■ **PROMPT**
Report the count of lines where the string "Figure" appears, and nothing else.

+++

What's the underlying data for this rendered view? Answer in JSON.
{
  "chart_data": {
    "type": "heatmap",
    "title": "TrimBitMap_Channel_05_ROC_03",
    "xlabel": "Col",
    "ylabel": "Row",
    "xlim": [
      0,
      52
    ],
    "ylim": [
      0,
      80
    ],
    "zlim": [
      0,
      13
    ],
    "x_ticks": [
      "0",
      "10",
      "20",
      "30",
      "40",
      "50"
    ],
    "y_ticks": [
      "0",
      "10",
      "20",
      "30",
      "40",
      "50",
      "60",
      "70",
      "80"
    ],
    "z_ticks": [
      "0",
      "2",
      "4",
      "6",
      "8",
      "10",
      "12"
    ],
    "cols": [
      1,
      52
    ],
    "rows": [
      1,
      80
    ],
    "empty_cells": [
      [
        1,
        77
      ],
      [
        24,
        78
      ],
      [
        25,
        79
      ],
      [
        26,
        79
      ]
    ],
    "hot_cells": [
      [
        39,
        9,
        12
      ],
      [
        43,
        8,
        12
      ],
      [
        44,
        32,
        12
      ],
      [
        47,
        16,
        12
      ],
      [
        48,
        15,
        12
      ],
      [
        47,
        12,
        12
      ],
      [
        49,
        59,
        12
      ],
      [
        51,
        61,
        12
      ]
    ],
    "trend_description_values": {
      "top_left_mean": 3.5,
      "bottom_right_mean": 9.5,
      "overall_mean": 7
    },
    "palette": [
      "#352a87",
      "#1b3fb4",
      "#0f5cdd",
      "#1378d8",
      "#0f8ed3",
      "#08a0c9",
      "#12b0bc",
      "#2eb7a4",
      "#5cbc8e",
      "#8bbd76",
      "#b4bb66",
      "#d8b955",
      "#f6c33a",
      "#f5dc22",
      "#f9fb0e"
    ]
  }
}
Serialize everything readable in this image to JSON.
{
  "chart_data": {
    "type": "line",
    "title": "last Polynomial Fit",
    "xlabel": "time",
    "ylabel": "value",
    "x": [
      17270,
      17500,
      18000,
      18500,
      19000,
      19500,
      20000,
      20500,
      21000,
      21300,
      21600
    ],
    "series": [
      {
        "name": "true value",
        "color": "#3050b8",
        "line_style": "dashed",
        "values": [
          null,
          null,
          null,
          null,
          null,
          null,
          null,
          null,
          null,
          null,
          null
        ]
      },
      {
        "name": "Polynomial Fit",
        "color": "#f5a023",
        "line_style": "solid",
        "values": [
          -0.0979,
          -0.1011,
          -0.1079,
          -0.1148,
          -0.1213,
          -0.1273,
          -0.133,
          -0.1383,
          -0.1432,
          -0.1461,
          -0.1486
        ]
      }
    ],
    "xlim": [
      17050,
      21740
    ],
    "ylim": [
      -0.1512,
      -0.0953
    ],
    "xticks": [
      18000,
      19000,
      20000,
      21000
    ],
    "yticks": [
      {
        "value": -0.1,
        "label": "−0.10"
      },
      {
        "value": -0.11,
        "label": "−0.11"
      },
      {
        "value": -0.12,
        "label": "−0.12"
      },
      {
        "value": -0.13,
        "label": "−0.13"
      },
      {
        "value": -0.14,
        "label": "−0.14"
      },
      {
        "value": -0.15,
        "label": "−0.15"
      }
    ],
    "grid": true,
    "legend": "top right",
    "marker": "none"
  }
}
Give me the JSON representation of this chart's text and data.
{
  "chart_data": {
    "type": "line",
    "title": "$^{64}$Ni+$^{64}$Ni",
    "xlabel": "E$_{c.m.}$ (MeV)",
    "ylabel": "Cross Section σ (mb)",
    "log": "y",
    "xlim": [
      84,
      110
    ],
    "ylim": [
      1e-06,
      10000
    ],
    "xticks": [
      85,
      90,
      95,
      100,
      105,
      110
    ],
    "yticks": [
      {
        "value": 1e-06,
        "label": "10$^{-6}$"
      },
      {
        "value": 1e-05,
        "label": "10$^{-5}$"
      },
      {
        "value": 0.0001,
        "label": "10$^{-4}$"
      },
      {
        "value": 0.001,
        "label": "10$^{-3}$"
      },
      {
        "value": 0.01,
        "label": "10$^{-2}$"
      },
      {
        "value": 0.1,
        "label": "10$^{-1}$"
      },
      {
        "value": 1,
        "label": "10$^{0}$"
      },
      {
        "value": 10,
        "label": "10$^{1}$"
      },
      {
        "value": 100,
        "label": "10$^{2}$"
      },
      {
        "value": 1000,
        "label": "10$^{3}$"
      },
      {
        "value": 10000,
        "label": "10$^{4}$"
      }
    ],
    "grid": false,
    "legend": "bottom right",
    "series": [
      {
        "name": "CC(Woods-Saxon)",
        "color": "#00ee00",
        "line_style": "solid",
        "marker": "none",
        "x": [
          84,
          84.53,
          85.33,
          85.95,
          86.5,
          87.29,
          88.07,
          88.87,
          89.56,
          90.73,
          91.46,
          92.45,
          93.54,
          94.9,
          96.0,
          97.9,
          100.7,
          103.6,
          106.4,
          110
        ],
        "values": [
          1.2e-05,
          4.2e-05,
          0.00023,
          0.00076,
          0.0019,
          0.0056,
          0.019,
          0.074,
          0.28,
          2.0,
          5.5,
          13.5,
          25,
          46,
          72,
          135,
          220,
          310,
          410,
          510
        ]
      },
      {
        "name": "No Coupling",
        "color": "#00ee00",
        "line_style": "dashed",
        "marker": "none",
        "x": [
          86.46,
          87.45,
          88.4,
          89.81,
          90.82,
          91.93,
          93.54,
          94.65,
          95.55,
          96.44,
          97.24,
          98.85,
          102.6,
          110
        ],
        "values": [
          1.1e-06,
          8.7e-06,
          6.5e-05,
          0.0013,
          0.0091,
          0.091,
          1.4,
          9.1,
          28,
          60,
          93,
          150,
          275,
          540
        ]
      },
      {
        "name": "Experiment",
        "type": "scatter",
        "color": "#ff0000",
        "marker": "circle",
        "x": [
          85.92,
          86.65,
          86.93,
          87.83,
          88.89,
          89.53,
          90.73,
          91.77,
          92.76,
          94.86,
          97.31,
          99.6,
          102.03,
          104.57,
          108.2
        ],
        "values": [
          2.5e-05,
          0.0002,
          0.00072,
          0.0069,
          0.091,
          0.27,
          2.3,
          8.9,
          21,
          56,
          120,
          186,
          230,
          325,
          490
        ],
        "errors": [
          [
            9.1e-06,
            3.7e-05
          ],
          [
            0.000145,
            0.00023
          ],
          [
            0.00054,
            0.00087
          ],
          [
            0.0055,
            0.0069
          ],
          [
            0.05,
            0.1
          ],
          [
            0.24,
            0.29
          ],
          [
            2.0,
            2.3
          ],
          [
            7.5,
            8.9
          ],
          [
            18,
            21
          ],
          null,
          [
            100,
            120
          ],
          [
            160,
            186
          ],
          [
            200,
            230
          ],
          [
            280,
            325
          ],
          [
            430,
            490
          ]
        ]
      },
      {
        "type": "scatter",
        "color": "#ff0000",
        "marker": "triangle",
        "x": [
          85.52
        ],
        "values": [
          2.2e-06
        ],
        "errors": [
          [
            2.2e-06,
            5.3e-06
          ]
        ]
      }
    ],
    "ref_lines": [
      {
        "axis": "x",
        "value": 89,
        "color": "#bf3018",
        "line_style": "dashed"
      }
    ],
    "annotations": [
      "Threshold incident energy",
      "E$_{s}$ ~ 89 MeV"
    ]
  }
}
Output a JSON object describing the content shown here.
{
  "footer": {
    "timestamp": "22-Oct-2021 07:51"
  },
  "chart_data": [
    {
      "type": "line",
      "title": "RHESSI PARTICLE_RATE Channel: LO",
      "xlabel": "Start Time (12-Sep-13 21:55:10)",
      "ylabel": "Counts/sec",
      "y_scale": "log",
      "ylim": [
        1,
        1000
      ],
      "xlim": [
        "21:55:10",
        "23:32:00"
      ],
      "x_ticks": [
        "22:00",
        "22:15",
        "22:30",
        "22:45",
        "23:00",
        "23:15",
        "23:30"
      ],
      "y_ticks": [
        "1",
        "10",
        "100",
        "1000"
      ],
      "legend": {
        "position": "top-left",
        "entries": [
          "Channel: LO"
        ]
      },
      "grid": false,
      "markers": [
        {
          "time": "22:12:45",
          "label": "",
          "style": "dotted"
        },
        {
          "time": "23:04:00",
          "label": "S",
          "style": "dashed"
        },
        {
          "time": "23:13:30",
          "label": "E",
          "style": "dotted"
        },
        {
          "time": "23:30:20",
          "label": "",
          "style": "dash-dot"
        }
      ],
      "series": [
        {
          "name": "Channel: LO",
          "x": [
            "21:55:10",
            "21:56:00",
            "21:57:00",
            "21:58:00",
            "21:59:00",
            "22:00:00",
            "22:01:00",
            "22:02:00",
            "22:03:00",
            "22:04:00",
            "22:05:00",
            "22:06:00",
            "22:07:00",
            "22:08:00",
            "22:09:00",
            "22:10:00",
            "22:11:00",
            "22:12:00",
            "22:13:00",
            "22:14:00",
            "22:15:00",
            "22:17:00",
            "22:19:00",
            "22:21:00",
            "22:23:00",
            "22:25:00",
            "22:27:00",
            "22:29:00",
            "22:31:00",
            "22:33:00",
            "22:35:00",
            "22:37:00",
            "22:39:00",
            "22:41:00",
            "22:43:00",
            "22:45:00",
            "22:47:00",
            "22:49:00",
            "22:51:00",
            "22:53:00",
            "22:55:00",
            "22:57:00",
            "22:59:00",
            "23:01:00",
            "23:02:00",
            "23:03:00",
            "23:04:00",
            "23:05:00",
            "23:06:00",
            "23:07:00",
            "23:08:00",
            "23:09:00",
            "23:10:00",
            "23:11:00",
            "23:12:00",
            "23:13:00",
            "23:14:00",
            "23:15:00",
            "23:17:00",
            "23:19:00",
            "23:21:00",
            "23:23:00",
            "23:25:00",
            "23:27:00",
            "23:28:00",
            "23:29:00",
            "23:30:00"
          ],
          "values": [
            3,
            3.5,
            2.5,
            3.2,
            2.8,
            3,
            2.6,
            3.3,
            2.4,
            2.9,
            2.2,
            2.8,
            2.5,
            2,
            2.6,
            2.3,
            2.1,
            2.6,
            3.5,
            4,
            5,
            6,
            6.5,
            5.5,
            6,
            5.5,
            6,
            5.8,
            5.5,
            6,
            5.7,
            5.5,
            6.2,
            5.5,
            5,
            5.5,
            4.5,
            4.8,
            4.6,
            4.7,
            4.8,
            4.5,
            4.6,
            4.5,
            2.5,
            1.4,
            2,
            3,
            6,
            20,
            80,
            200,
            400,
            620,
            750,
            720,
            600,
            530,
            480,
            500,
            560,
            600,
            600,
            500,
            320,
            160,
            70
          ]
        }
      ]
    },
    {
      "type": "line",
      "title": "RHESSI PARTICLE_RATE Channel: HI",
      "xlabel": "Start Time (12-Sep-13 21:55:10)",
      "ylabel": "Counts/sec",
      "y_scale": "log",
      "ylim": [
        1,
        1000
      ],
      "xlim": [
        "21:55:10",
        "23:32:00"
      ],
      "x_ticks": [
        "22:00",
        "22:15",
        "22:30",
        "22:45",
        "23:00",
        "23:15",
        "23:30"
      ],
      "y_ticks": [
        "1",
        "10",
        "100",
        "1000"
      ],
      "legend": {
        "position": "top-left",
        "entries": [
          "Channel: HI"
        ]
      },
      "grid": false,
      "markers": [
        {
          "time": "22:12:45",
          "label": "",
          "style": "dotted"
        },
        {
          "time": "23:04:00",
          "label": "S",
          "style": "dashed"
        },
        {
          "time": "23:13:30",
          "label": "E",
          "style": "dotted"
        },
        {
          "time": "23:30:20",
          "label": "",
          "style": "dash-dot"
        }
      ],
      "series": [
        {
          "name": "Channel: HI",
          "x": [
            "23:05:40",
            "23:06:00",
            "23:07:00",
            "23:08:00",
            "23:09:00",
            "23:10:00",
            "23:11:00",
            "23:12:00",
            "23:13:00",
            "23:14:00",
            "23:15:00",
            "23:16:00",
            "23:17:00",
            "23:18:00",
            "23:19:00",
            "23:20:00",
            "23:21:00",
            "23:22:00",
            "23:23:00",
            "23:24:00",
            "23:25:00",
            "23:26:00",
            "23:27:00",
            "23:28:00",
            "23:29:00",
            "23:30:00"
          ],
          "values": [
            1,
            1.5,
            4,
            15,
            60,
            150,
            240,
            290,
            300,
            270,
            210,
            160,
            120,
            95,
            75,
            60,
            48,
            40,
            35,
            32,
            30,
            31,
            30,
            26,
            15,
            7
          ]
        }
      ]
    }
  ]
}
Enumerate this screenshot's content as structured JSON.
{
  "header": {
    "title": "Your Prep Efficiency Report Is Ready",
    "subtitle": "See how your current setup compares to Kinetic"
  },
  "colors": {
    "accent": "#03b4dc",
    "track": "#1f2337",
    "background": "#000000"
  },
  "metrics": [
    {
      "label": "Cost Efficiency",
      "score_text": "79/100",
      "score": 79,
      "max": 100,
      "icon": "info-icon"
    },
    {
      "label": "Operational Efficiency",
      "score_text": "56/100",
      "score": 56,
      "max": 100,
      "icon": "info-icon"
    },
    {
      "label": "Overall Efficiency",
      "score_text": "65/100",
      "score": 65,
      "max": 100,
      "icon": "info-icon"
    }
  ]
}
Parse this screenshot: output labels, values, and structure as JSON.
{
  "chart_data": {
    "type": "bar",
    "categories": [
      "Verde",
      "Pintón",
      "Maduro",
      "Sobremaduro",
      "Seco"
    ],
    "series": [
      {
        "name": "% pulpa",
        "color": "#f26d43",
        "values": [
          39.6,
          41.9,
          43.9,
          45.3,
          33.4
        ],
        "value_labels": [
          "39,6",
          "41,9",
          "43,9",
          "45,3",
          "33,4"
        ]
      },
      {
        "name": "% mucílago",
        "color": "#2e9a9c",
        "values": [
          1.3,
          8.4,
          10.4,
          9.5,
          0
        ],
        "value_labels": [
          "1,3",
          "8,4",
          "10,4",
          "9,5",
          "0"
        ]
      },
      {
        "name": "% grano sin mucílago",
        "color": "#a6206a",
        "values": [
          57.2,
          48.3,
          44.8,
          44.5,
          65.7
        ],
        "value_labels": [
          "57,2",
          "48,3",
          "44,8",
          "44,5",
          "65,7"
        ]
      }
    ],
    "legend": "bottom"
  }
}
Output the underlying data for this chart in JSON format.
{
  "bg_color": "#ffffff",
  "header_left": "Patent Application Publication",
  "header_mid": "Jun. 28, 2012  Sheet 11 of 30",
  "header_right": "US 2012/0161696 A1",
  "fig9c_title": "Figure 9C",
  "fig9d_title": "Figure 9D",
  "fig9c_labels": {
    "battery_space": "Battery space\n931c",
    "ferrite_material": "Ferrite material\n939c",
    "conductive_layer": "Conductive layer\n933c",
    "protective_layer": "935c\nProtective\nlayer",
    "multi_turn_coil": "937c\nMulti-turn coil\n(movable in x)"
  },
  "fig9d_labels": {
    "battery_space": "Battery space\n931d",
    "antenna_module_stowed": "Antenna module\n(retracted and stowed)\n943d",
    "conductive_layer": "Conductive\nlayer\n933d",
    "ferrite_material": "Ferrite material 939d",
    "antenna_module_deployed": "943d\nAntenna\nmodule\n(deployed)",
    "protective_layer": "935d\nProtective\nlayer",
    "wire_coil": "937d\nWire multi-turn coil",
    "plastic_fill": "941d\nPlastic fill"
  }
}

+++

■ **CORRECT ANSWER**
2